- Material supplied -
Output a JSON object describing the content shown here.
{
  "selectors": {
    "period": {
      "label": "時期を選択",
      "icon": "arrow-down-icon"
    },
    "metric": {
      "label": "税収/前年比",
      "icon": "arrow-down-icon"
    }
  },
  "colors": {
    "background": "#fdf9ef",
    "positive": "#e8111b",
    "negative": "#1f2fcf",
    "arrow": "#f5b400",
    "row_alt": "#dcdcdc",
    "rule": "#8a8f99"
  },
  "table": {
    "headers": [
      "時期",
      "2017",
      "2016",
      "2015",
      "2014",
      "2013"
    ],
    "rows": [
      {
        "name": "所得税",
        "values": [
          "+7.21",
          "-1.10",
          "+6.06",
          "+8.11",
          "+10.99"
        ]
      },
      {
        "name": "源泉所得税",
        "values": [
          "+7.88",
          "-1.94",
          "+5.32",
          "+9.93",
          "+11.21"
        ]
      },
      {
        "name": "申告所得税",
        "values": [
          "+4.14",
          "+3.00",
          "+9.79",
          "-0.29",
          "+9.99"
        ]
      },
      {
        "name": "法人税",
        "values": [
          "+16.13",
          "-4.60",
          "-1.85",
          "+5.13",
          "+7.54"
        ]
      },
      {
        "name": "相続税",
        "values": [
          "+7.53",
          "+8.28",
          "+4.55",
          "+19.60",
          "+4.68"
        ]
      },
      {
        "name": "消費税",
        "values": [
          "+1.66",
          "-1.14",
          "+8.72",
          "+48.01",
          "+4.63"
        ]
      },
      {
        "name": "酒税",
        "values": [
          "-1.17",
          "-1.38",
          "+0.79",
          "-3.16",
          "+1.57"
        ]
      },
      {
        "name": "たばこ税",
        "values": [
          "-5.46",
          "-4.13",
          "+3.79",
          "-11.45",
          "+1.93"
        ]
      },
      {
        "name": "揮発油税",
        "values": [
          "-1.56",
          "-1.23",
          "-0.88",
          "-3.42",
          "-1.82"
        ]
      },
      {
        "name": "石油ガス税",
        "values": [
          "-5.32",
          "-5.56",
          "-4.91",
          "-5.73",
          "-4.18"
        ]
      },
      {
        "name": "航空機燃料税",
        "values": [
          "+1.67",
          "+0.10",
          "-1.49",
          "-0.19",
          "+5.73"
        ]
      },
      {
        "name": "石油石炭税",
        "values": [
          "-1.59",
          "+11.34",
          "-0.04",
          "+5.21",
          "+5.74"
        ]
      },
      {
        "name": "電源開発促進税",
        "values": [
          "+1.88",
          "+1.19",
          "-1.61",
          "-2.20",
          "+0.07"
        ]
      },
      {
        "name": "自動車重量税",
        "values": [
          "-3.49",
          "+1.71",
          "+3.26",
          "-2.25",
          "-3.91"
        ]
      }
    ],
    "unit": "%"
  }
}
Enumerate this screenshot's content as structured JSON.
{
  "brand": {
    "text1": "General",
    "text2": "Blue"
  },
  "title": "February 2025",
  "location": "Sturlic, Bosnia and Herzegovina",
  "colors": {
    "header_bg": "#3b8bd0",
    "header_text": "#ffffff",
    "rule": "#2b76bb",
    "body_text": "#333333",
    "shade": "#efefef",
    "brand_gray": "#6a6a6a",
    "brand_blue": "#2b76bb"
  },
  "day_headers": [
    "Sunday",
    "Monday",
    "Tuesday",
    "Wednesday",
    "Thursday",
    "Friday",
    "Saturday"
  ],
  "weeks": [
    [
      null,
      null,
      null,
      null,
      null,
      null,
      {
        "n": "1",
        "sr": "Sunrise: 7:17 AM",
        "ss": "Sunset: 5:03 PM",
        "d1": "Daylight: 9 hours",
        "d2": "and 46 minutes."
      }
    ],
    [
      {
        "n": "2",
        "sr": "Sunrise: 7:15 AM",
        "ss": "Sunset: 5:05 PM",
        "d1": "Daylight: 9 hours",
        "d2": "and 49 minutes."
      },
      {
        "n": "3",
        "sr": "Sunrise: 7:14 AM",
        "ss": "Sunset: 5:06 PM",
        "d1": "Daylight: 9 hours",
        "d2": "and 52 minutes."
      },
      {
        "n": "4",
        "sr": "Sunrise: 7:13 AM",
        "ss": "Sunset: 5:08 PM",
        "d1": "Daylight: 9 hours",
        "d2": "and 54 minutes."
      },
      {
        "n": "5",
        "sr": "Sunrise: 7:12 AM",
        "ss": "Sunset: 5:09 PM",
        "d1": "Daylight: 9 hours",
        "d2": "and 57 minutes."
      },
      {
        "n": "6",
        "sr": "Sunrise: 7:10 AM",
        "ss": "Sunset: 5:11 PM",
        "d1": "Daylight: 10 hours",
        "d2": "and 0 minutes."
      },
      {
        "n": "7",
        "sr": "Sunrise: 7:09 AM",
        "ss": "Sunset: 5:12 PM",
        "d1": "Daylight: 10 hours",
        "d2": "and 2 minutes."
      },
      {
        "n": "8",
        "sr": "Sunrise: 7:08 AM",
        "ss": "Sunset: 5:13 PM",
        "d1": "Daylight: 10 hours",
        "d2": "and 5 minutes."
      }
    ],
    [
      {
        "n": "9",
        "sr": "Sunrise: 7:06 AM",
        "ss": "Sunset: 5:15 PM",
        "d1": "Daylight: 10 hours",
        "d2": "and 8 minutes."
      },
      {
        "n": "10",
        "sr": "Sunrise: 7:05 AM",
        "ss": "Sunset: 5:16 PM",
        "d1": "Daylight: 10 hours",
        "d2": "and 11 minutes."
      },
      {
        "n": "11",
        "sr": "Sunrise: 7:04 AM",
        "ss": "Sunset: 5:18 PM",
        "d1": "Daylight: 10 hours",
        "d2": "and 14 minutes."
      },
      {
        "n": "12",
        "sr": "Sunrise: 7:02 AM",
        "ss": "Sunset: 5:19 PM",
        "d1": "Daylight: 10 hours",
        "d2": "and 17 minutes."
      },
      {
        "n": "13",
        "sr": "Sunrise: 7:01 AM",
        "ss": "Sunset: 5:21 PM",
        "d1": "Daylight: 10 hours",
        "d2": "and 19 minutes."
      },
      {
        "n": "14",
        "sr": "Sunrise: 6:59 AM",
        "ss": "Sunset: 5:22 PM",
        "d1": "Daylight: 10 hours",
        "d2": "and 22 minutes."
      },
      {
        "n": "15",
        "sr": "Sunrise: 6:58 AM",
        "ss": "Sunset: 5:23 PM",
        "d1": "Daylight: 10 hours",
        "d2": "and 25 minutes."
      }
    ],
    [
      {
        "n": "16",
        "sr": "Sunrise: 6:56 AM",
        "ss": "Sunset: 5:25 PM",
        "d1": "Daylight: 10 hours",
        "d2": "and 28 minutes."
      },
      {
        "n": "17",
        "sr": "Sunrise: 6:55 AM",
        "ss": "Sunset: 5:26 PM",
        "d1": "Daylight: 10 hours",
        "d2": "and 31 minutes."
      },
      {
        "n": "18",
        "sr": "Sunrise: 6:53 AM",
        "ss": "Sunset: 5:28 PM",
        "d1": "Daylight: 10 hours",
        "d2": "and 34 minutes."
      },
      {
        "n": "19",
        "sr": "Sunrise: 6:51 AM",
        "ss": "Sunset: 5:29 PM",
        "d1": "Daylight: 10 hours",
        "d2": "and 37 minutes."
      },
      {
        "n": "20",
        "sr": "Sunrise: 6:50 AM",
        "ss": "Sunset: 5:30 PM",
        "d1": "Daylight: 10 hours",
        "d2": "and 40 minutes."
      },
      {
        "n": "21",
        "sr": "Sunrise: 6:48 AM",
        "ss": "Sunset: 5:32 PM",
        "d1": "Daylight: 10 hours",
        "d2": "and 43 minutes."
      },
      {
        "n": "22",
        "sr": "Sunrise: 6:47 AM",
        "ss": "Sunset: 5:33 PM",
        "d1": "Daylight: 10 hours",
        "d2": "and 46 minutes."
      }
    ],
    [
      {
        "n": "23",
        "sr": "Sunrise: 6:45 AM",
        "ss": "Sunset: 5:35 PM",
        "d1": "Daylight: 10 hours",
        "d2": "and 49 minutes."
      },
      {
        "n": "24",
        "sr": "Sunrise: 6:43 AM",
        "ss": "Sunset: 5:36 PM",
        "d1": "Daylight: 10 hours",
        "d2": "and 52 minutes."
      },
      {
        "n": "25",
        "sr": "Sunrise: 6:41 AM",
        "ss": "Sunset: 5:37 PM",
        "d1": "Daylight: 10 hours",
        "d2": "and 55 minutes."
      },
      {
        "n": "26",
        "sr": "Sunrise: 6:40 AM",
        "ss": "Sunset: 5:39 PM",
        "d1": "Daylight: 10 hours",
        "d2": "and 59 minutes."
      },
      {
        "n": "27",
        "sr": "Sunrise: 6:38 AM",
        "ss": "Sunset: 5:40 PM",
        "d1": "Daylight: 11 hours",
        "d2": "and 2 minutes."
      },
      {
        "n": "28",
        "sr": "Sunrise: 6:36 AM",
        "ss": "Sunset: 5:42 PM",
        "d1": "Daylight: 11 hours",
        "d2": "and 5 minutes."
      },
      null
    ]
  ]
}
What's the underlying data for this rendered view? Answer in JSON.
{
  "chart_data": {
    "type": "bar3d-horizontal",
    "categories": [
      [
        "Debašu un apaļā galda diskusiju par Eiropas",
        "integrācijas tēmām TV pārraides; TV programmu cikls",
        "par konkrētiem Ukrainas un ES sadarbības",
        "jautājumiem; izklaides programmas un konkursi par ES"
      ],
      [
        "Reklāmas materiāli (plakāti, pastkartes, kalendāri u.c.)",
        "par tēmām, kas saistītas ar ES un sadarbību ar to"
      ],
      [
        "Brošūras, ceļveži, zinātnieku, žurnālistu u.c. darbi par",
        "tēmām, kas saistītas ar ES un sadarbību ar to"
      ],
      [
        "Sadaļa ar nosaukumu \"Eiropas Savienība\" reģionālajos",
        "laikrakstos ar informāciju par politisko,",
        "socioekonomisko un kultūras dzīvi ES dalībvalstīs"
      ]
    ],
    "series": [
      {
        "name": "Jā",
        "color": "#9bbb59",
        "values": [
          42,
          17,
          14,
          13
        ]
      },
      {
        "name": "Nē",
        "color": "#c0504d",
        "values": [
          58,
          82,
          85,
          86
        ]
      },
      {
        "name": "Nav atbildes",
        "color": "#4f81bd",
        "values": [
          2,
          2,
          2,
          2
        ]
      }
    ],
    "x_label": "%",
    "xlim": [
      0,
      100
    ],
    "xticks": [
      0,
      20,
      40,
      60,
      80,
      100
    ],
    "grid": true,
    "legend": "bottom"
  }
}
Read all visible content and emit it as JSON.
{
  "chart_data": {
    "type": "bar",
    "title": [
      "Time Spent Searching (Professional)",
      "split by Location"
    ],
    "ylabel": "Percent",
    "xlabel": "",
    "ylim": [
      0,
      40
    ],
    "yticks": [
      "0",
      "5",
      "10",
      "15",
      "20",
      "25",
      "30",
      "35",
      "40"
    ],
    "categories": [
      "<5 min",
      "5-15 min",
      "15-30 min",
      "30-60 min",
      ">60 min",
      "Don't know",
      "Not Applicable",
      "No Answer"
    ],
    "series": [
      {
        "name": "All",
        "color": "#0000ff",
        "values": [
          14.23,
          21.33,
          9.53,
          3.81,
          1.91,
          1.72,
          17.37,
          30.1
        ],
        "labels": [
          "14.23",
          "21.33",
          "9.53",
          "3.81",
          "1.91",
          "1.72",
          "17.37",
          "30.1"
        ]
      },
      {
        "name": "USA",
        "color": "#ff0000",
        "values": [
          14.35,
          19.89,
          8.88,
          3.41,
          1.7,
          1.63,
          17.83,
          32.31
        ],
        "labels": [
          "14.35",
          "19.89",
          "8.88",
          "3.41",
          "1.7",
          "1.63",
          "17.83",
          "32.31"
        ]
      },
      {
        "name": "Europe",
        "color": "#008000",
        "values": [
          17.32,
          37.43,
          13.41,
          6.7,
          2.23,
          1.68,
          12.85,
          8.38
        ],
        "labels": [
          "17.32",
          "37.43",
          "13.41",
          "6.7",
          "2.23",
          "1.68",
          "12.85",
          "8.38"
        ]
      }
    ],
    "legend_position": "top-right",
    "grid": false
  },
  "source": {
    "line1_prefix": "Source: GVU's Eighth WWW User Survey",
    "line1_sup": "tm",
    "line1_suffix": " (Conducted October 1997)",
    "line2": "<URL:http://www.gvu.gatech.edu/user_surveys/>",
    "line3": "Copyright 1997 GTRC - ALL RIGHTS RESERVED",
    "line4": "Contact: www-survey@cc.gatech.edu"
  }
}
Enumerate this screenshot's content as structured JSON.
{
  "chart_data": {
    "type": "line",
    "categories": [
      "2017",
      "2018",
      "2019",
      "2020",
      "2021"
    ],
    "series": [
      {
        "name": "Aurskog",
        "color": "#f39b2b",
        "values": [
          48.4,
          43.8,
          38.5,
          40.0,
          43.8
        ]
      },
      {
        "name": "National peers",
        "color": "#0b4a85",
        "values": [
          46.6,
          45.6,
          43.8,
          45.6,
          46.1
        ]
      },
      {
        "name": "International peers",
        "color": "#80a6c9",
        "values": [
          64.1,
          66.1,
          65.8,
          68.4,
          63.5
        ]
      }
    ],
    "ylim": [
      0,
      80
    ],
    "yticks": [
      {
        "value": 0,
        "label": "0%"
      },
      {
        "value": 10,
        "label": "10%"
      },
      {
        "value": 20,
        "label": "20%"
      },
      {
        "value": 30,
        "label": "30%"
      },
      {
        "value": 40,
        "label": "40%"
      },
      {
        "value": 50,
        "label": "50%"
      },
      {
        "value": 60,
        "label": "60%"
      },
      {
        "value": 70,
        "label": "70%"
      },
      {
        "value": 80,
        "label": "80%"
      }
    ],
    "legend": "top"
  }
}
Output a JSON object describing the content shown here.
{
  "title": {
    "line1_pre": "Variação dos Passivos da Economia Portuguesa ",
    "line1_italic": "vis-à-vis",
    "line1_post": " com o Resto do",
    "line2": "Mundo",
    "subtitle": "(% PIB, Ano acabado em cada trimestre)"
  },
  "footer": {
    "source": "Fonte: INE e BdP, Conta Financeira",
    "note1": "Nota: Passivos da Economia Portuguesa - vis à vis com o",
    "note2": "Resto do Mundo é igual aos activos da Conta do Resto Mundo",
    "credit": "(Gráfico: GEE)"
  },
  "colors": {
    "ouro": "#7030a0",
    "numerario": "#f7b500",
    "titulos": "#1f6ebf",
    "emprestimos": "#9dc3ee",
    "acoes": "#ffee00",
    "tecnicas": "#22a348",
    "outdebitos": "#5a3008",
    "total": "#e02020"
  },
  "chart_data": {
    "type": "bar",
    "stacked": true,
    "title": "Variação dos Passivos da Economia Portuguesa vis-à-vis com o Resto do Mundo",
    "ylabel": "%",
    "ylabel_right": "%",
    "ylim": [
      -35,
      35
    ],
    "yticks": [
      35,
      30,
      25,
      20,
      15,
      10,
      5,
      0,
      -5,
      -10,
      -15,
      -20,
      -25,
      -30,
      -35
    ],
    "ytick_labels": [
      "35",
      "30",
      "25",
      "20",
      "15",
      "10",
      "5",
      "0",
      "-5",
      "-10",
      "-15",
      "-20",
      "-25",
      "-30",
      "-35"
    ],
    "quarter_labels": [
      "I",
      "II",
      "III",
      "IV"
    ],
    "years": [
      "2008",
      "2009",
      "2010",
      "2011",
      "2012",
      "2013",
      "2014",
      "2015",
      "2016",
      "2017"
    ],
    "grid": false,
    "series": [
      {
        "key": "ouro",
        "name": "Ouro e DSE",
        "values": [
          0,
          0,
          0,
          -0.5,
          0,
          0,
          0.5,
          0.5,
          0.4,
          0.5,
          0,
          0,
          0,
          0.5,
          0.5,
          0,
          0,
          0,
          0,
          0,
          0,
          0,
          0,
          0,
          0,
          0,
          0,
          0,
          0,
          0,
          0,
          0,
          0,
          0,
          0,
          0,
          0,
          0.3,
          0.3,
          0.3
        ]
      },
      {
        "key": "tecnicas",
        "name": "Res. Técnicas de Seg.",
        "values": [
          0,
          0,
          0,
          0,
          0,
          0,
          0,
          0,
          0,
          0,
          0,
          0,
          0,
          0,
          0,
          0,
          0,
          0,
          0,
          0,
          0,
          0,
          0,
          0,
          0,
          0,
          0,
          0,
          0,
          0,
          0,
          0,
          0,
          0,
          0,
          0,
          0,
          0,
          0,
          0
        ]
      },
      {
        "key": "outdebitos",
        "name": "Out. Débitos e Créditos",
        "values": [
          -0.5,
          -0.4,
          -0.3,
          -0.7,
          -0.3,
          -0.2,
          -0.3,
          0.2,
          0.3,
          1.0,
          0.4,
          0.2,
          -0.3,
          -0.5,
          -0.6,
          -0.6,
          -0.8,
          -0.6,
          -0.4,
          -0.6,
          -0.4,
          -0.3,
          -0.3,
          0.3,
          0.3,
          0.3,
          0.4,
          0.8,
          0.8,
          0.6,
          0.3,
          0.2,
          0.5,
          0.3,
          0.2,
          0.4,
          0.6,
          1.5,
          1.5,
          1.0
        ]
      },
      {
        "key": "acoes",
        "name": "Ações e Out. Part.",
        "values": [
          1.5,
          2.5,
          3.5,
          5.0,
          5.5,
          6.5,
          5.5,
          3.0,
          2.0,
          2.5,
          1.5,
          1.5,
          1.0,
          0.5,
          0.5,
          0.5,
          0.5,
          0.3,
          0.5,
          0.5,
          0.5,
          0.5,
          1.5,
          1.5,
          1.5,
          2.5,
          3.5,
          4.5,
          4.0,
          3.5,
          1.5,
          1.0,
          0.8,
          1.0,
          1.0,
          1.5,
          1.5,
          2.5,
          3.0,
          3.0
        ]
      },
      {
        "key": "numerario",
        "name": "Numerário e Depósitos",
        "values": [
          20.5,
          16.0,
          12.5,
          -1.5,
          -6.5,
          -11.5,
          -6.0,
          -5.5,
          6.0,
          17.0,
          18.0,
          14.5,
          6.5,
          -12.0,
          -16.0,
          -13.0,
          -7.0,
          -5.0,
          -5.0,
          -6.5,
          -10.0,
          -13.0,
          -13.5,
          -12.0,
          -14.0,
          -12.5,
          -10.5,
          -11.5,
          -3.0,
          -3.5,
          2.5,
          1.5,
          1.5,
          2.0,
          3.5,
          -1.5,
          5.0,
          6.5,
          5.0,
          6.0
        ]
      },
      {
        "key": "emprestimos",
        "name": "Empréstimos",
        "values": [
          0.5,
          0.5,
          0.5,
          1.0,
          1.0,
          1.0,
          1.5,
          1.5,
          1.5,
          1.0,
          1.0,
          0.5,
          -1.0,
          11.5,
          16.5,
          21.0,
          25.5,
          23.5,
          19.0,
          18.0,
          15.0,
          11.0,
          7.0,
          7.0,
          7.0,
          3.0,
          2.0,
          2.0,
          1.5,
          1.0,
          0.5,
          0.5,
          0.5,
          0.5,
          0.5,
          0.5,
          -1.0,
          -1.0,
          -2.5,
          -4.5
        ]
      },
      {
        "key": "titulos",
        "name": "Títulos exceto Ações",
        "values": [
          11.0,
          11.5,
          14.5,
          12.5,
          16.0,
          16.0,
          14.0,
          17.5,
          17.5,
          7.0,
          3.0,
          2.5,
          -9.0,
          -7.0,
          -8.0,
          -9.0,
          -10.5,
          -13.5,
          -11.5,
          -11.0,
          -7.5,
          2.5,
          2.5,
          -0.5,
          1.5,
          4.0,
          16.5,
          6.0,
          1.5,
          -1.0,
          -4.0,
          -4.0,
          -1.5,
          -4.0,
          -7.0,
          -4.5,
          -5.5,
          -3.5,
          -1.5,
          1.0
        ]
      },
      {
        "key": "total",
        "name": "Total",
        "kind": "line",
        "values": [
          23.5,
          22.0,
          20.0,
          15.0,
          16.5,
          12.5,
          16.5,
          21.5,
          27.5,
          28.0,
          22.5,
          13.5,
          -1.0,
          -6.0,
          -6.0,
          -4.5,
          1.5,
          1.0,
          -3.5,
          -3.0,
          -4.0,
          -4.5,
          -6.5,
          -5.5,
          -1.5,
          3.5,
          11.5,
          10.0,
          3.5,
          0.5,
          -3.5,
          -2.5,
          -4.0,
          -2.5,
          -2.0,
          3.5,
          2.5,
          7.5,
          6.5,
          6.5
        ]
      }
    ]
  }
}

- What you have to do -
On how many lines does the word "tēmām" appear? Answer with only the number.

- Solution -
3